◆ **Exercise aim**
Copy each line below that includes "many".
__________________________________________________
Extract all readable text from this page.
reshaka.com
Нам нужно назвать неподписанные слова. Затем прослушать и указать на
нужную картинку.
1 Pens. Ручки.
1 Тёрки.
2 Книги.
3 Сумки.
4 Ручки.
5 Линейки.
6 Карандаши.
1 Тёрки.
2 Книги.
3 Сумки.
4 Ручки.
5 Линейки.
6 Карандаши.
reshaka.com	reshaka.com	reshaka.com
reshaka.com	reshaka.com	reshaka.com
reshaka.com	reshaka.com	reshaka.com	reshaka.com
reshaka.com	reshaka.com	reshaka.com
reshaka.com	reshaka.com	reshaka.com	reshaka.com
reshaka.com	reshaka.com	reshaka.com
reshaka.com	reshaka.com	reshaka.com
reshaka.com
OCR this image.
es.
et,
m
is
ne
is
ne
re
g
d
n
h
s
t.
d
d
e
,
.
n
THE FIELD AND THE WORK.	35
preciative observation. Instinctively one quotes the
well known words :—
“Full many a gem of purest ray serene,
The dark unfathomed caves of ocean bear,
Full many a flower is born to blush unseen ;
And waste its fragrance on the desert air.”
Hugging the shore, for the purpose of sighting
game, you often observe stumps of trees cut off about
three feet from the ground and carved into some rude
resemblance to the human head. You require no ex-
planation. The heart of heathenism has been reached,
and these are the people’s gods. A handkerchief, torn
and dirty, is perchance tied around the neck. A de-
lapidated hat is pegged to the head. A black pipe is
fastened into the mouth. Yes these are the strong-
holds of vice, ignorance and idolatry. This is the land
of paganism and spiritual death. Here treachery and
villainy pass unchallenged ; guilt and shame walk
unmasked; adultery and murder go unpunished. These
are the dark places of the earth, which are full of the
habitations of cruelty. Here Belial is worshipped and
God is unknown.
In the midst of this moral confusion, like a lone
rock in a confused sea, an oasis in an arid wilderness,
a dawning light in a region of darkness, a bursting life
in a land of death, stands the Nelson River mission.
__________________________________________________
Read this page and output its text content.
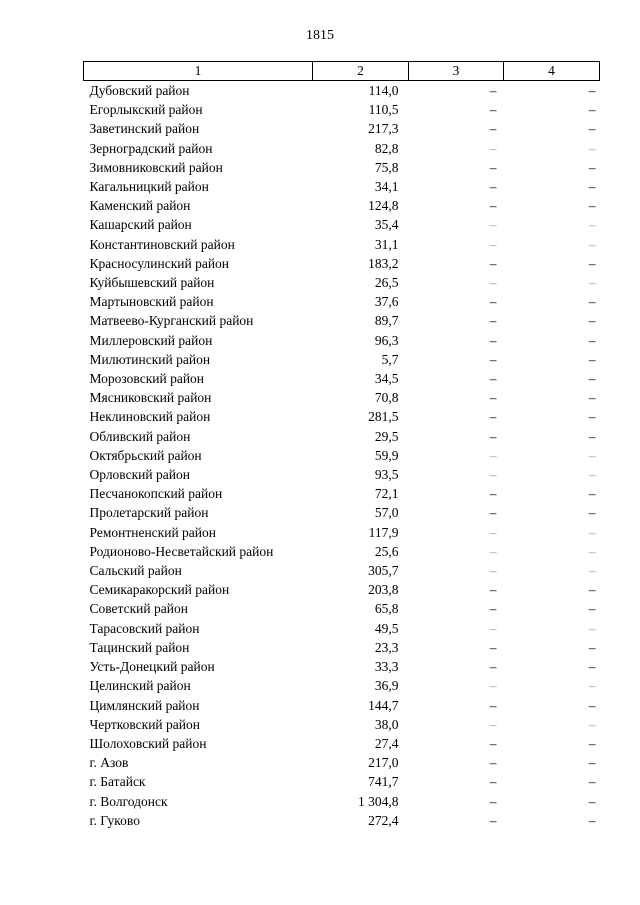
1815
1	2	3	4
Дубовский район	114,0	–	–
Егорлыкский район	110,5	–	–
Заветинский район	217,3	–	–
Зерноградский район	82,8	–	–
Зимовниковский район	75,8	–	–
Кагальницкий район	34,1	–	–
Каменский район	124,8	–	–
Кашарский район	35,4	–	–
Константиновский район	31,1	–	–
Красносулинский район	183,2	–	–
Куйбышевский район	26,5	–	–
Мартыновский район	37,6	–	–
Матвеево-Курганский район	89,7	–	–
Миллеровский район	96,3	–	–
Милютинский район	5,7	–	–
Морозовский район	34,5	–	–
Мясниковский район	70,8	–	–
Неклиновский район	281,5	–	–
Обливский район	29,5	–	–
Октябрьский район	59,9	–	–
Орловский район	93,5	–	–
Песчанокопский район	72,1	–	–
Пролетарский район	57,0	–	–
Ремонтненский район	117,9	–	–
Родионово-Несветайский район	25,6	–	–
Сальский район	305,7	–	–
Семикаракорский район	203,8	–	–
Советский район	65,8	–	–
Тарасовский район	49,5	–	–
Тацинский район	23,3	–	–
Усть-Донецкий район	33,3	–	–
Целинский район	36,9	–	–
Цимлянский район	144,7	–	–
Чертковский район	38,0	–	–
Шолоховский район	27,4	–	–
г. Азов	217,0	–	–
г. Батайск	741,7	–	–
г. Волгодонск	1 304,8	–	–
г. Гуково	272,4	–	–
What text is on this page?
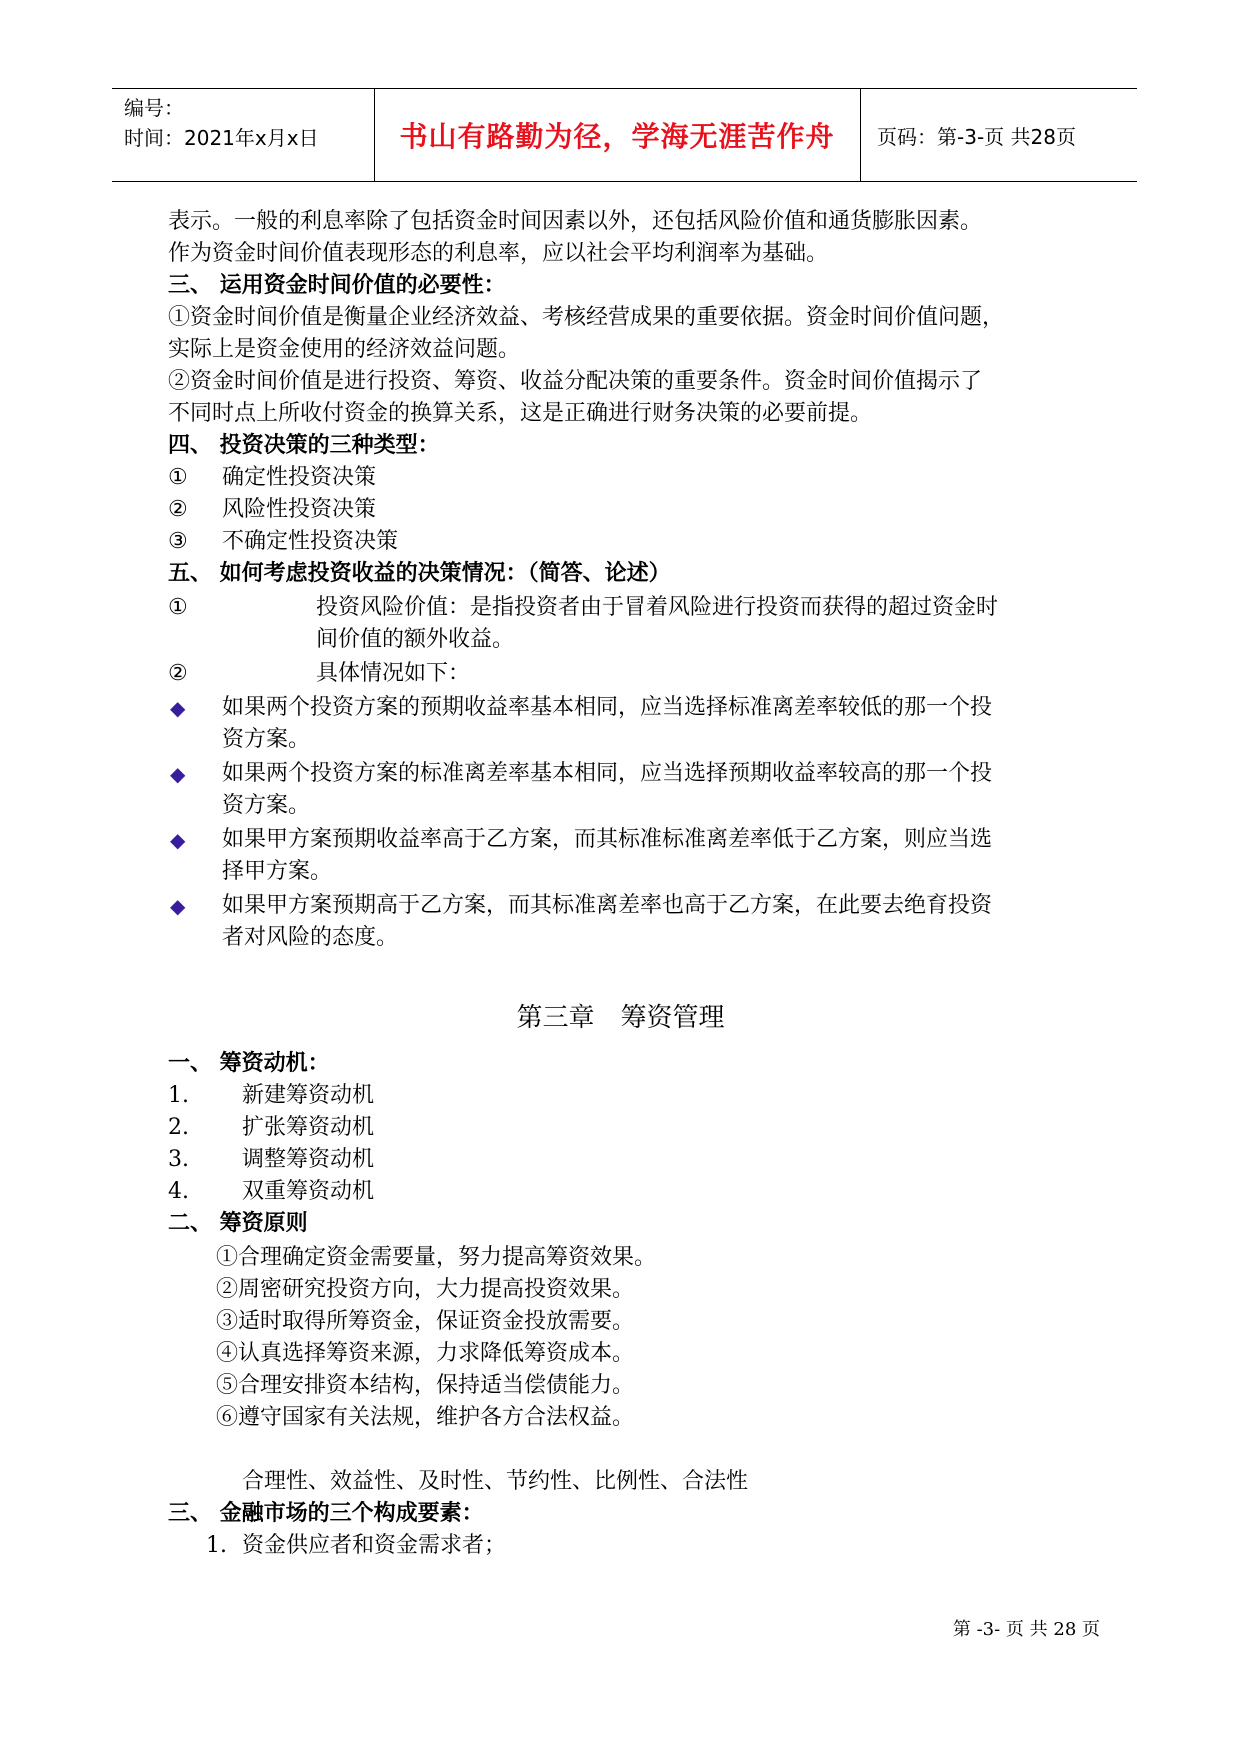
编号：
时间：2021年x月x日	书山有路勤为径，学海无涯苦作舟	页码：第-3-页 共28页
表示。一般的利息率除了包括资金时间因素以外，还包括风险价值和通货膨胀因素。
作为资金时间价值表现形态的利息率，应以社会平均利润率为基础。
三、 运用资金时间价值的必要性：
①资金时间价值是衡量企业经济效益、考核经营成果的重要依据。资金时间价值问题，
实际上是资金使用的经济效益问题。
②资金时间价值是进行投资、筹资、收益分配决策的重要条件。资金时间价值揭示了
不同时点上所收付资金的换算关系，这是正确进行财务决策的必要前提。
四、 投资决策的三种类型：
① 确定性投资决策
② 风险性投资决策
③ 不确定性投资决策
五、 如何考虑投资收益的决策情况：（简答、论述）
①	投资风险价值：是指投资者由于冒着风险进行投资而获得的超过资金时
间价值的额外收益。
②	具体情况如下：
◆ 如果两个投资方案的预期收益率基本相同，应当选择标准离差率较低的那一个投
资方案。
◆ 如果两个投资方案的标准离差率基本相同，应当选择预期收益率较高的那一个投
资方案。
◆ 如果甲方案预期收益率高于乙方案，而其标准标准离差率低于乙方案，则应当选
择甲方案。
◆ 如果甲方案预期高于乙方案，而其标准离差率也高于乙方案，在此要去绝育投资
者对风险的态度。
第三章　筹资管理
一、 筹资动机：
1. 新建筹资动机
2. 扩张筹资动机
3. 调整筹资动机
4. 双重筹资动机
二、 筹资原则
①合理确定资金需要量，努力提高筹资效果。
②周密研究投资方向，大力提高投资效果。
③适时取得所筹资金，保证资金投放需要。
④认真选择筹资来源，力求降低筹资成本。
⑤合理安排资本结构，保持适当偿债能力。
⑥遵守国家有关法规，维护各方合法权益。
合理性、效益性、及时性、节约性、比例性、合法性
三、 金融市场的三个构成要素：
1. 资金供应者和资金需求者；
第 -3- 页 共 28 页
__________________________________________________
◆ **Response to this task**
“Full many a gem of purest ray serene,
Full many a flower is born to blush unseen ;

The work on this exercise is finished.